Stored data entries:
=====

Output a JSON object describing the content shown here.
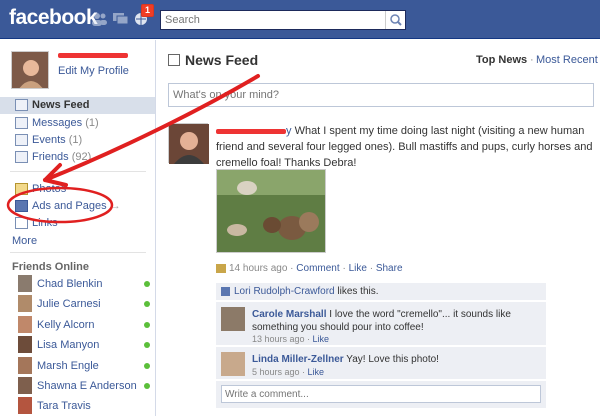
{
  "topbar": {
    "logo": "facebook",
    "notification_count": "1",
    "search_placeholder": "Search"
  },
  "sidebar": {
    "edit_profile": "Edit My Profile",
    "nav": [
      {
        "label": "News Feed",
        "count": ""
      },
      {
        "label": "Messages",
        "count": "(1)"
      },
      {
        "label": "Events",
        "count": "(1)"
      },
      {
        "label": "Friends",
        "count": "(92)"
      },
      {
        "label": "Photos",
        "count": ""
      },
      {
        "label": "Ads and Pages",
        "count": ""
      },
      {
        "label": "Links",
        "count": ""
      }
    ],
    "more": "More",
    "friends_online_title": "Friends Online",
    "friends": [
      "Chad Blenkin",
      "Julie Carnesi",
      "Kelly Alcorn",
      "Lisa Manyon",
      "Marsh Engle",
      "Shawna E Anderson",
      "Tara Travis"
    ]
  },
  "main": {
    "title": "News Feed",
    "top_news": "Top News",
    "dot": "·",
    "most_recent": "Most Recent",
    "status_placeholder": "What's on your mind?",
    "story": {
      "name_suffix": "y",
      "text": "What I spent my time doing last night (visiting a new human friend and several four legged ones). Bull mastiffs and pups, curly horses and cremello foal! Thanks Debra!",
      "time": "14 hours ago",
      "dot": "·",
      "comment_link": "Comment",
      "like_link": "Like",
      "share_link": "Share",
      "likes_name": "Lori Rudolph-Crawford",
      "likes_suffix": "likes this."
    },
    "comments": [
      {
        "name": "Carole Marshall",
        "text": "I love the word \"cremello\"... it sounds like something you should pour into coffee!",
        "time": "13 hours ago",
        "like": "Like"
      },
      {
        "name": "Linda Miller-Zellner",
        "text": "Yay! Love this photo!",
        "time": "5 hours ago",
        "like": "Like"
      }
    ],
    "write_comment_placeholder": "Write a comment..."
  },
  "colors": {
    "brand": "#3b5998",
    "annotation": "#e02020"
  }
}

=====

SET TASK:
Your task is to transcribe all of the records precisely, with no images included.

FINISHED EXERCISE:
Output a JSON object describing the content shown here.
{
  "topbar": {
    "logo": "facebook",
    "notification_count": "1",
    "search_placeholder": "Search"
  },
  "sidebar": {
    "edit_profile": "Edit My Profile",
    "nav": [
      {
        "label": "News Feed",
        "count": ""
      },
      {
        "label": "Messages",
        "count": "(1)"
      },
      {
        "label": "Events",
        "count": "(1)"
      },
      {
        "label": "Friends",
        "count": "(92)"
      },
      {
        "label": "Photos",
        "count": ""
      },
      {
        "label": "Ads and Pages",
        "count": ""
      },
      {
        "label": "Links",
        "count": ""
      }
    ],
    "more": "More",
    "friends_online_title": "Friends Online",
    "friends": [
      "Chad Blenkin",
      "Julie Carnesi",
      "Kelly Alcorn",
      "Lisa Manyon",
      "Marsh Engle",
      "Shawna E Anderson",
      "Tara Travis"
    ]
  },
  "main": {
    "title": "News Feed",
    "top_news": "Top News",
    "dot": "·",
    "most_recent": "Most Recent",
    "status_placeholder": "What's on your mind?",
    "story": {
      "name_suffix": "y",
      "text": "What I spent my time doing last night (visiting a new human friend and several four legged ones). Bull mastiffs and pups, curly horses and cremello foal! Thanks Debra!",
      "time": "14 hours ago",
      "dot": "·",
      "comment_link": "Comment",
      "like_link": "Like",
      "share_link": "Share",
      "likes_name": "Lori Rudolph-Crawford",
      "likes_suffix": "likes this."
    },
    "comments": [
      {
        "name": "Carole Marshall",
        "text": "I love the word \"cremello\"... it sounds like something you should pour into coffee!",
        "time": "13 hours ago",
        "like": "Like"
      },
      {
        "name": "Linda Miller-Zellner",
        "text": "Yay! Love this photo!",
        "time": "5 hours ago",
        "like": "Like"
      }
    ],
    "write_comment_placeholder": "Write a comment..."
  },
  "colors": {
    "brand": "#3b5998",
    "annotation": "#e02020"
  }
}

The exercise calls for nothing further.